— START Raw records —

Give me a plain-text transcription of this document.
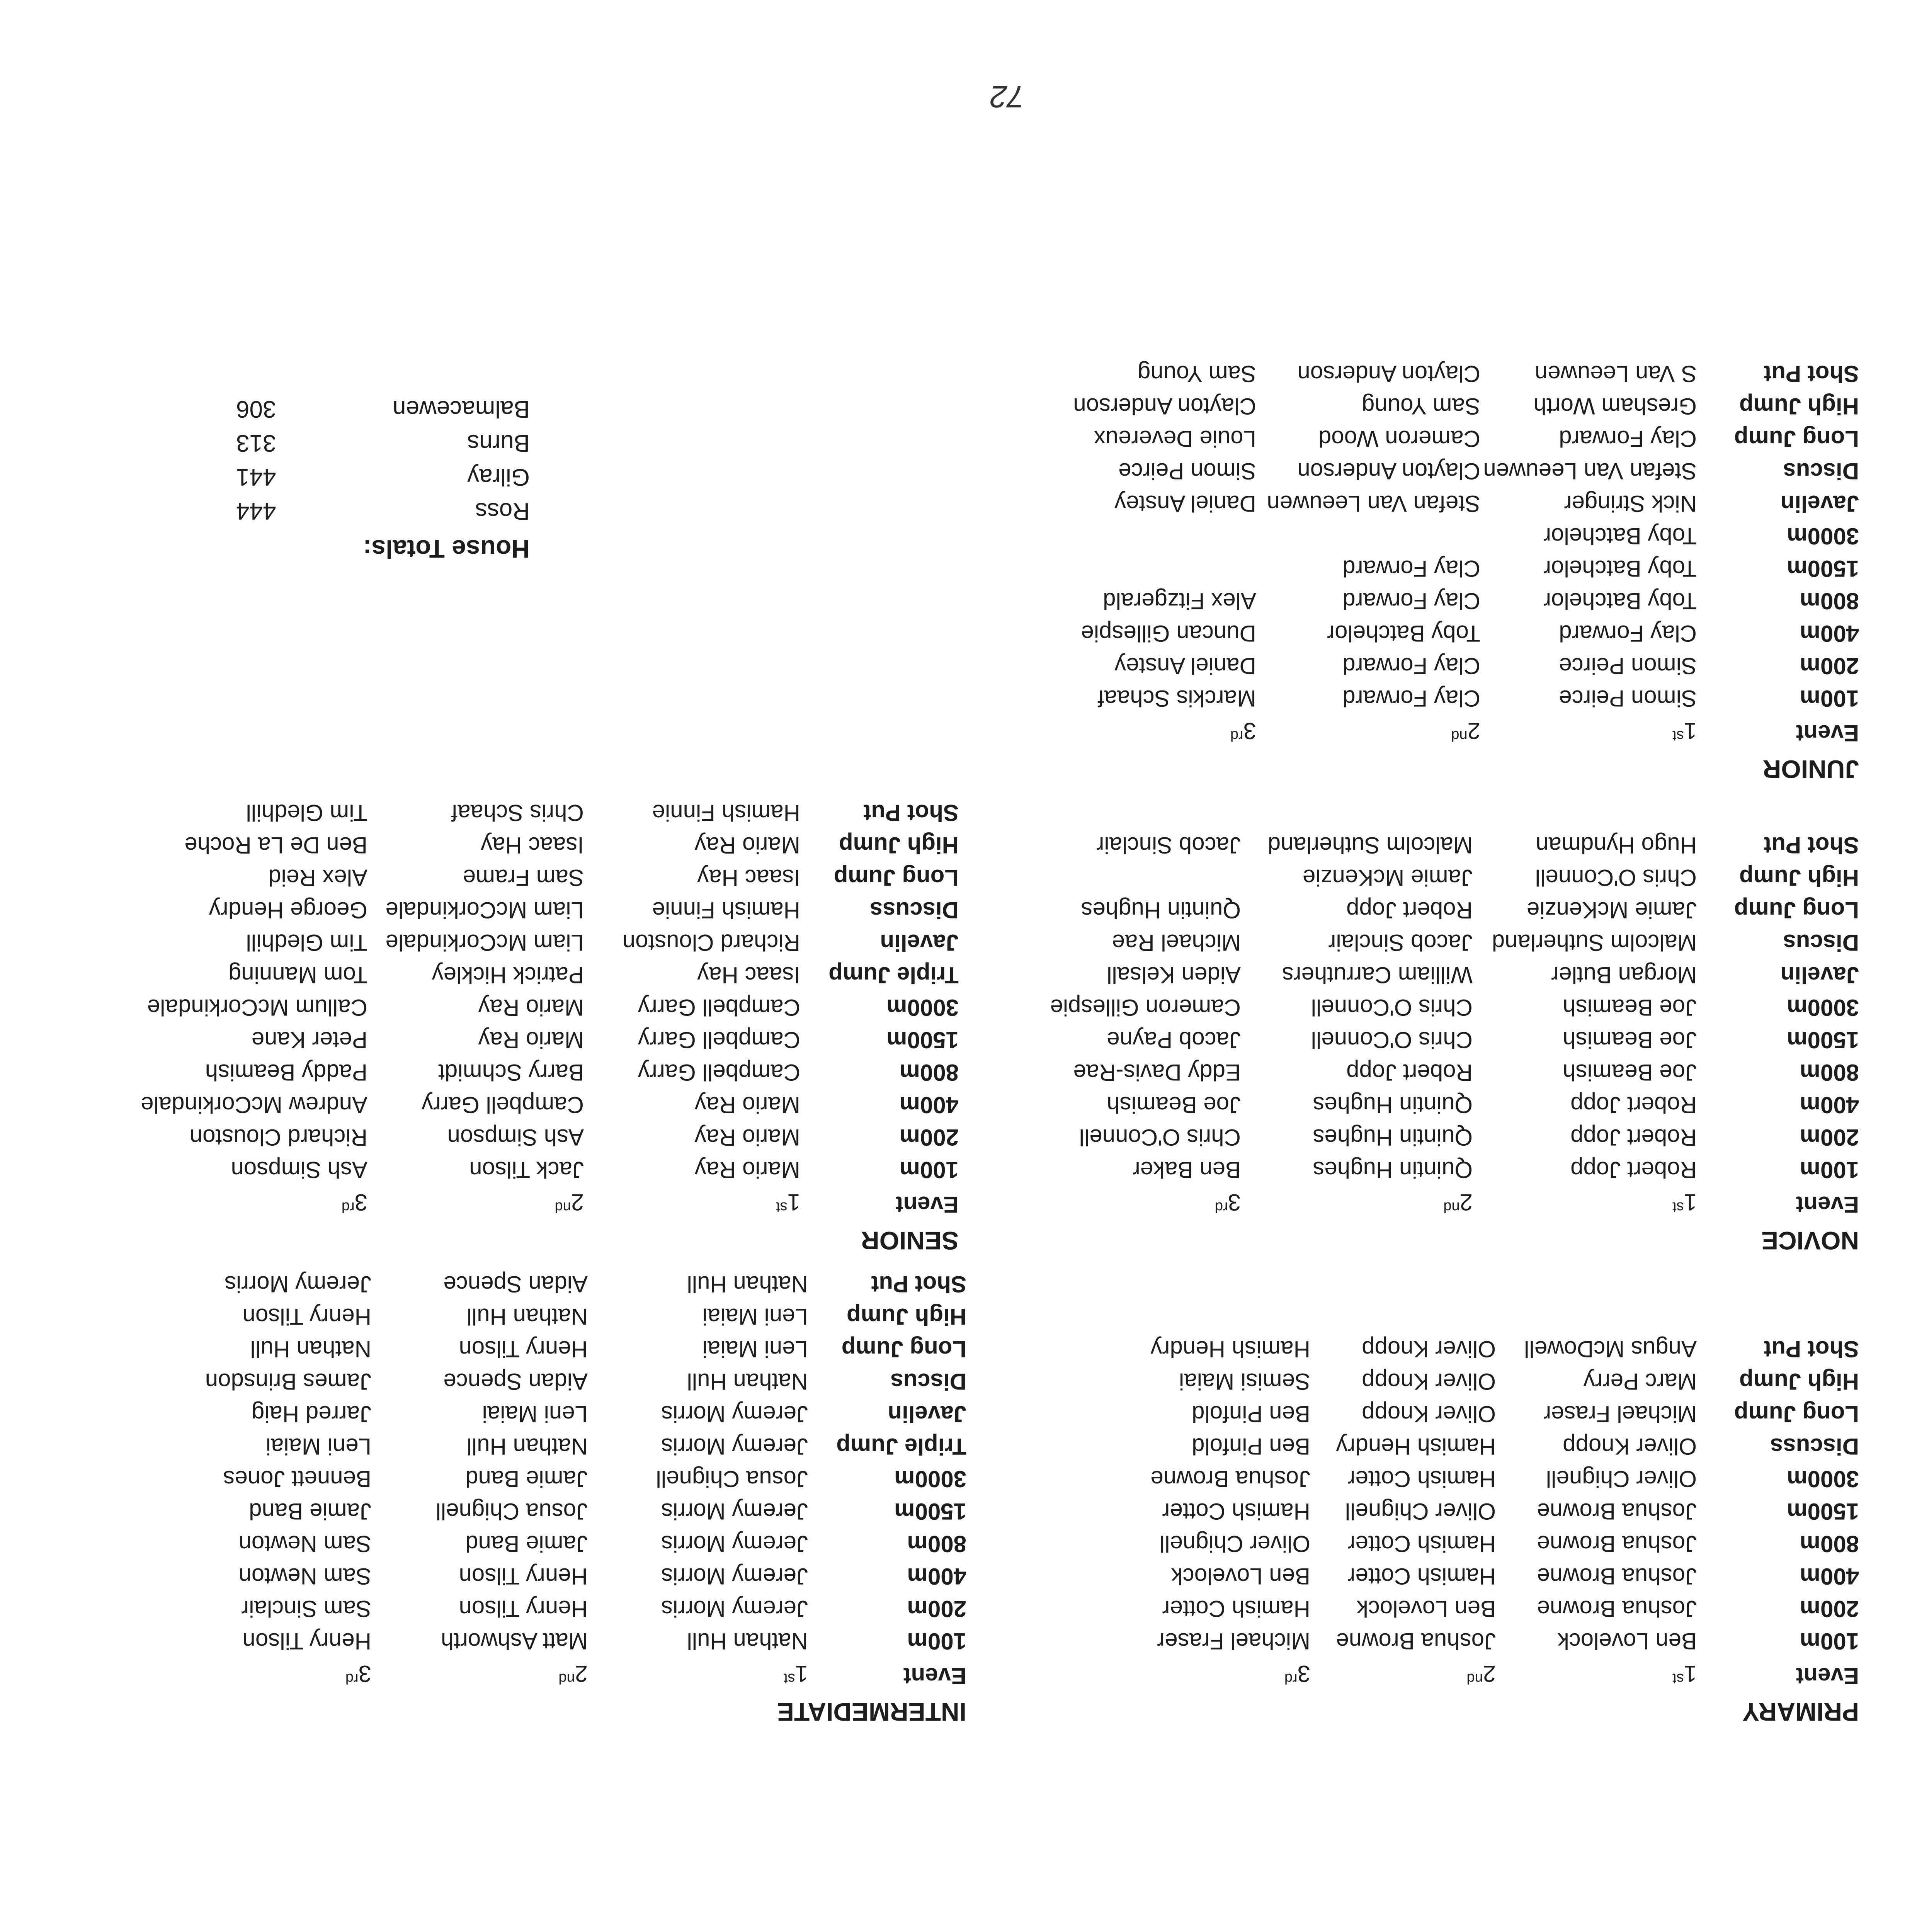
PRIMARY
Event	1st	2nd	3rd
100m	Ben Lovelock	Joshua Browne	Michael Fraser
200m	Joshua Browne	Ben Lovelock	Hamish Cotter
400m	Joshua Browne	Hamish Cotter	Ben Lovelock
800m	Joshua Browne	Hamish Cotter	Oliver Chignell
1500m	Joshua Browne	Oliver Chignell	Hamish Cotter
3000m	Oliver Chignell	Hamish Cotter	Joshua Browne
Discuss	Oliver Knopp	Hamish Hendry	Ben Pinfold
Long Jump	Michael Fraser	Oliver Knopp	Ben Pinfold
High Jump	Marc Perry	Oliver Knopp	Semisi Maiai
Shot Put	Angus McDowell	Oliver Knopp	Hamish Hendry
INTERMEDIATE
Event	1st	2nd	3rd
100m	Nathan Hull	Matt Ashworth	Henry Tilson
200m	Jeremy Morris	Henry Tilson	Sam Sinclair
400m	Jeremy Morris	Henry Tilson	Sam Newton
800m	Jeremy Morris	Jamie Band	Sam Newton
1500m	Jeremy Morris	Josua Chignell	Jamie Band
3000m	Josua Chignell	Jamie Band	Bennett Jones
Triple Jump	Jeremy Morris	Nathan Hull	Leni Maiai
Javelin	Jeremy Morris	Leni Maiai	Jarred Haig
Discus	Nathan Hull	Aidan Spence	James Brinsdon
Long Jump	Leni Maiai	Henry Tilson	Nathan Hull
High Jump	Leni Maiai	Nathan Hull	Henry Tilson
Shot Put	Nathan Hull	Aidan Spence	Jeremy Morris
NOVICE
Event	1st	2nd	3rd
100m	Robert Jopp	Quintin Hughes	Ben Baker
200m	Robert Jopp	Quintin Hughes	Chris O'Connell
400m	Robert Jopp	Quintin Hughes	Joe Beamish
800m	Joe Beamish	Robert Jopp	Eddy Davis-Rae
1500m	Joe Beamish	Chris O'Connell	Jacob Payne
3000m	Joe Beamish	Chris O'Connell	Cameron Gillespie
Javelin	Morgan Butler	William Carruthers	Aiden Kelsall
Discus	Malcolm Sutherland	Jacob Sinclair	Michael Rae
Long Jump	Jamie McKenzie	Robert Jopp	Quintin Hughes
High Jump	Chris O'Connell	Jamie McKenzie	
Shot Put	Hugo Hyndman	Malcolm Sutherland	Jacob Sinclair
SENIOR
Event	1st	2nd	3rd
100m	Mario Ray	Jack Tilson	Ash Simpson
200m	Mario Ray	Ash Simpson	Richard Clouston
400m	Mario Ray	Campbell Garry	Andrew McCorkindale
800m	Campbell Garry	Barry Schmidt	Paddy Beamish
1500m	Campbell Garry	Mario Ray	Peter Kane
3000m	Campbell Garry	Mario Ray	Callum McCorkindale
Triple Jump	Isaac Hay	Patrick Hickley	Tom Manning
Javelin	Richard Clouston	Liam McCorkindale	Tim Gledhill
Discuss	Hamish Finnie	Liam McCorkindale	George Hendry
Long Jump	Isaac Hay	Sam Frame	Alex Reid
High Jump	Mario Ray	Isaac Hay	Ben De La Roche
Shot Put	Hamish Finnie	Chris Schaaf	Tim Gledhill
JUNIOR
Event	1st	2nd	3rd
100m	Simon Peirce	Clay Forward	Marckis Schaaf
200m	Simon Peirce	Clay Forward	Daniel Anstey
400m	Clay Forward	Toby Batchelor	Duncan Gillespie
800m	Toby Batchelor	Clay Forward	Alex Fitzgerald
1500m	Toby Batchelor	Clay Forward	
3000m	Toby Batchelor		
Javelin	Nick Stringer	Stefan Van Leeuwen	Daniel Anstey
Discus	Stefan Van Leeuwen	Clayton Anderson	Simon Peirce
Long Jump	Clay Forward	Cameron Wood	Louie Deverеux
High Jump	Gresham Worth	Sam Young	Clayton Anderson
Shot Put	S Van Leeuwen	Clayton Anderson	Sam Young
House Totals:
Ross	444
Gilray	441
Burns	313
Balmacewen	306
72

— END Raw records —

▶ _Given request_: Set down every entry word for word, but omit the pictures.

▶ _Correct output_:
Give me a plain-text transcription of this document.
PRIMARY
Event	1st	2nd	3rd
100m	Ben Lovelock	Joshua Browne	Michael Fraser
200m	Joshua Browne	Ben Lovelock	Hamish Cotter
400m	Joshua Browne	Hamish Cotter	Ben Lovelock
800m	Joshua Browne	Hamish Cotter	Oliver Chignell
1500m	Joshua Browne	Oliver Chignell	Hamish Cotter
3000m	Oliver Chignell	Hamish Cotter	Joshua Browne
Discuss	Oliver Knopp	Hamish Hendry	Ben Pinfold
Long Jump	Michael Fraser	Oliver Knopp	Ben Pinfold
High Jump	Marc Perry	Oliver Knopp	Semisi Maiai
Shot Put	Angus McDowell	Oliver Knopp	Hamish Hendry
INTERMEDIATE
Event	1st	2nd	3rd
100m	Nathan Hull	Matt Ashworth	Henry Tilson
200m	Jeremy Morris	Henry Tilson	Sam Sinclair
400m	Jeremy Morris	Henry Tilson	Sam Newton
800m	Jeremy Morris	Jamie Band	Sam Newton
1500m	Jeremy Morris	Josua Chignell	Jamie Band
3000m	Josua Chignell	Jamie Band	Bennett Jones
Triple Jump	Jeremy Morris	Nathan Hull	Leni Maiai
Javelin	Jeremy Morris	Leni Maiai	Jarred Haig
Discus	Nathan Hull	Aidan Spence	James Brinsdon
Long Jump	Leni Maiai	Henry Tilson	Nathan Hull
High Jump	Leni Maiai	Nathan Hull	Henry Tilson
Shot Put	Nathan Hull	Aidan Spence	Jeremy Morris
NOVICE
Event	1st	2nd	3rd
100m	Robert Jopp	Quintin Hughes	Ben Baker
200m	Robert Jopp	Quintin Hughes	Chris O'Connell
400m	Robert Jopp	Quintin Hughes	Joe Beamish
800m	Joe Beamish	Robert Jopp	Eddy Davis-Rae
1500m	Joe Beamish	Chris O'Connell	Jacob Payne
3000m	Joe Beamish	Chris O'Connell	Cameron Gillespie
Javelin	Morgan Butler	William Carruthers	Aiden Kelsall
Discus	Malcolm Sutherland	Jacob Sinclair	Michael Rae
Long Jump	Jamie McKenzie	Robert Jopp	Quintin Hughes
High Jump	Chris O'Connell	Jamie McKenzie	
Shot Put	Hugo Hyndman	Malcolm Sutherland	Jacob Sinclair
SENIOR
Event	1st	2nd	3rd
100m	Mario Ray	Jack Tilson	Ash Simpson
200m	Mario Ray	Ash Simpson	Richard Clouston
400m	Mario Ray	Campbell Garry	Andrew McCorkindale
800m	Campbell Garry	Barry Schmidt	Paddy Beamish
1500m	Campbell Garry	Mario Ray	Peter Kane
3000m	Campbell Garry	Mario Ray	Callum McCorkindale
Triple Jump	Isaac Hay	Patrick Hickley	Tom Manning
Javelin	Richard Clouston	Liam McCorkindale	Tim Gledhill
Discuss	Hamish Finnie	Liam McCorkindale	George Hendry
Long Jump	Isaac Hay	Sam Frame	Alex Reid
High Jump	Mario Ray	Isaac Hay	Ben De La Roche
Shot Put	Hamish Finnie	Chris Schaaf	Tim Gledhill
JUNIOR
Event	1st	2nd	3rd
100m	Simon Peirce	Clay Forward	Marckis Schaaf
200m	Simon Peirce	Clay Forward	Daniel Anstey
400m	Clay Forward	Toby Batchelor	Duncan Gillespie
800m	Toby Batchelor	Clay Forward	Alex Fitzgerald
1500m	Toby Batchelor	Clay Forward	
3000m	Toby Batchelor		
Javelin	Nick Stringer	Stefan Van Leeuwen	Daniel Anstey
Discus	Stefan Van Leeuwen	Clayton Anderson	Simon Peirce
Long Jump	Clay Forward	Cameron Wood	Louie Deverеux
High Jump	Gresham Worth	Sam Young	Clayton Anderson
Shot Put	S Van Leeuwen	Clayton Anderson	Sam Young
House Totals:
Ross	444
Gilray	441
Burns	313
Balmacewen	306
72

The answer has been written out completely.